>> Start Information supplied

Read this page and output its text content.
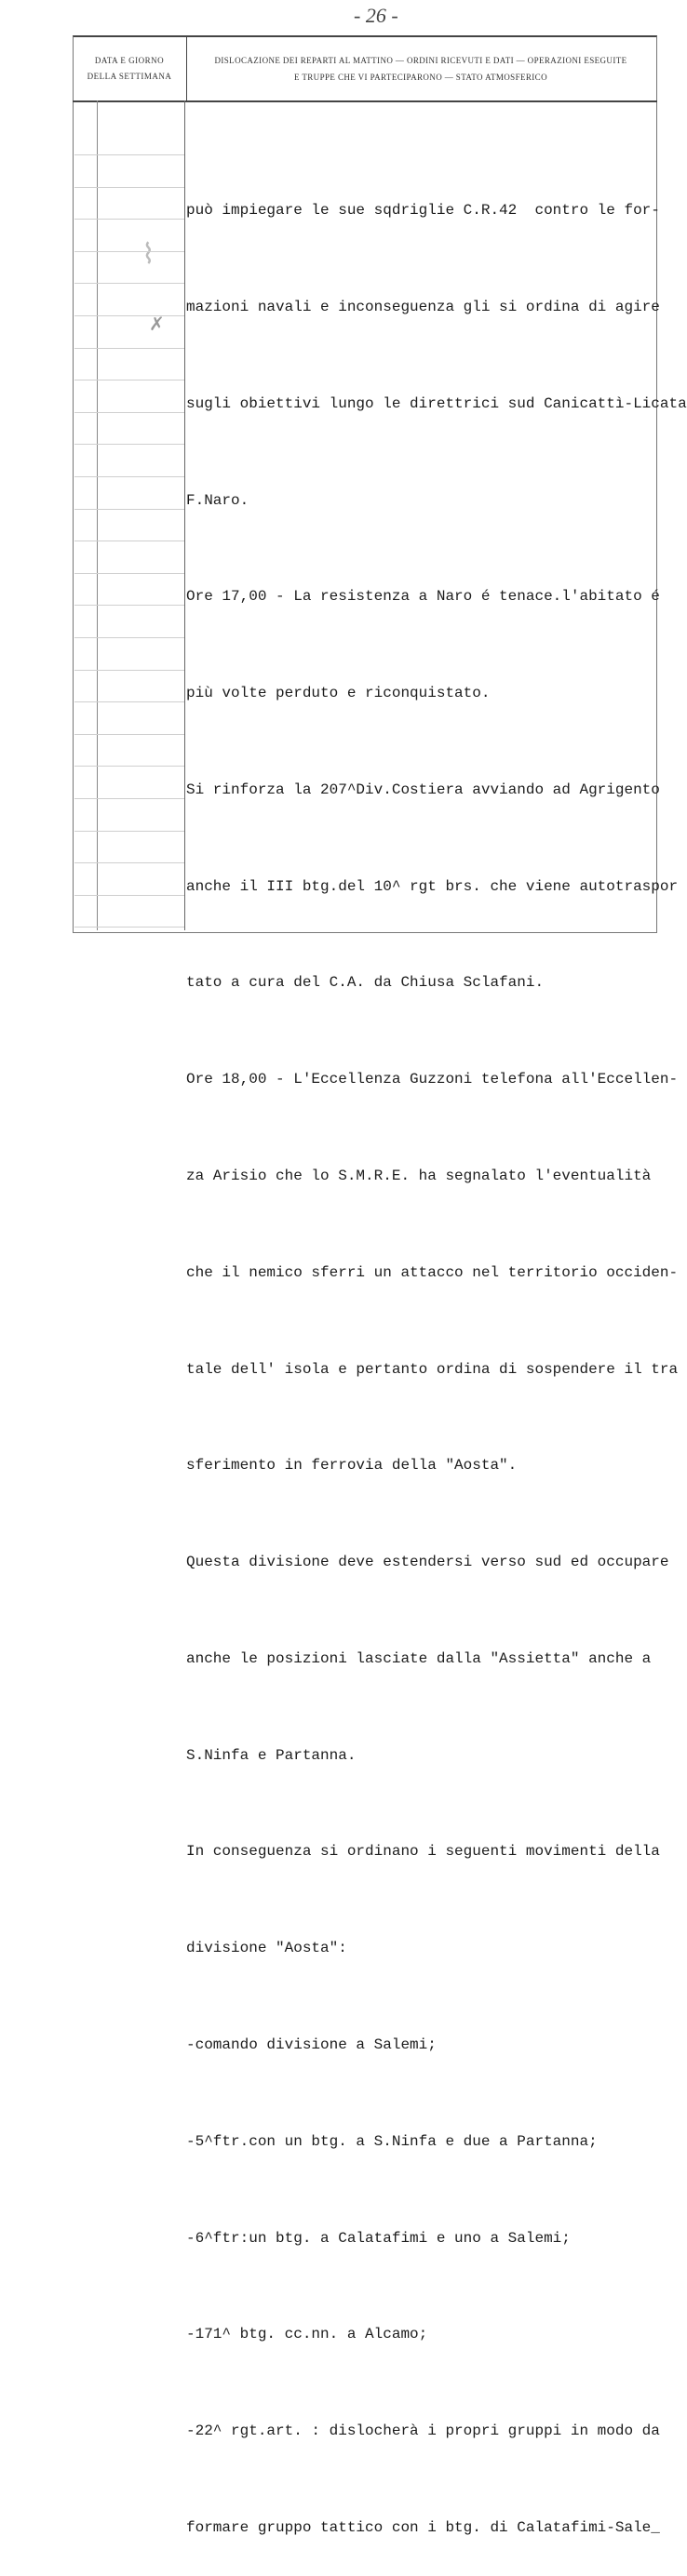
- 26 -
DATA E GIORNO
DELLA SETTIMANA
DISLOCAZIONE DEI REPARTI AL MATTINO — ORDINI RICEVUTI E DATI — OPERAZIONI ESEGUITE
E TRUPPE CHE VI PARTECIPARONO — STATO ATMOSFERICO
⌇
✗

può impiegare le sue sqdriglie C.R.42  contro le for-

mazioni navali e inconseguenza gli si ordina di agire

sugli obiettivi lungo le direttrici sud Canicattì-Licata

F.Naro.

Ore 17,00 - La resistenza a Naro é tenace.l'abitato é

più volte perduto e riconquistato.

Si rinforza la 207^Div.Costiera avviando ad Agrigento

anche il III btg.del 10^ rgt brs. che viene autotraspor

tato a cura del C.A. da Chiusa Sclafani.

Ore 18,00 - L'Eccellenza Guzzoni telefona all'Eccellen-

za Arisio che lo S.M.R.E. ha segnalato l'eventualità

che il nemico sferri un attacco nel territorio occiden-

tale dell' isola e pertanto ordina di sospendere il tra

sferimento in ferrovia della "Aosta".

Questa divisione deve estendersi verso sud ed occupare

anche le posizioni lasciate dalla "Assietta" anche a

S.Ninfa e Partanna.

In conseguenza si ordinano i seguenti movimenti della

divisione "Aosta":

-comando divisione a Salemi;

-5^ftr.con un btg. a S.Ninfa e due a Partanna;

-6^ftr:un btg. a Calatafimi e uno a Salemi;

-171^ btg. cc.nn. a Alcamo;

-22^ rgt.art. : dislocherà i propri gruppi in modo da

formare gruppo tattico con i btg. di Calatafimi-Sale_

>> End Information supplied

Problem requirements:
Look over the listing above. Pick out and copy every line that includes "Aosta".

Solution for this task:
sferimento in ferrovia della "Aosta".
divisione "Aosta":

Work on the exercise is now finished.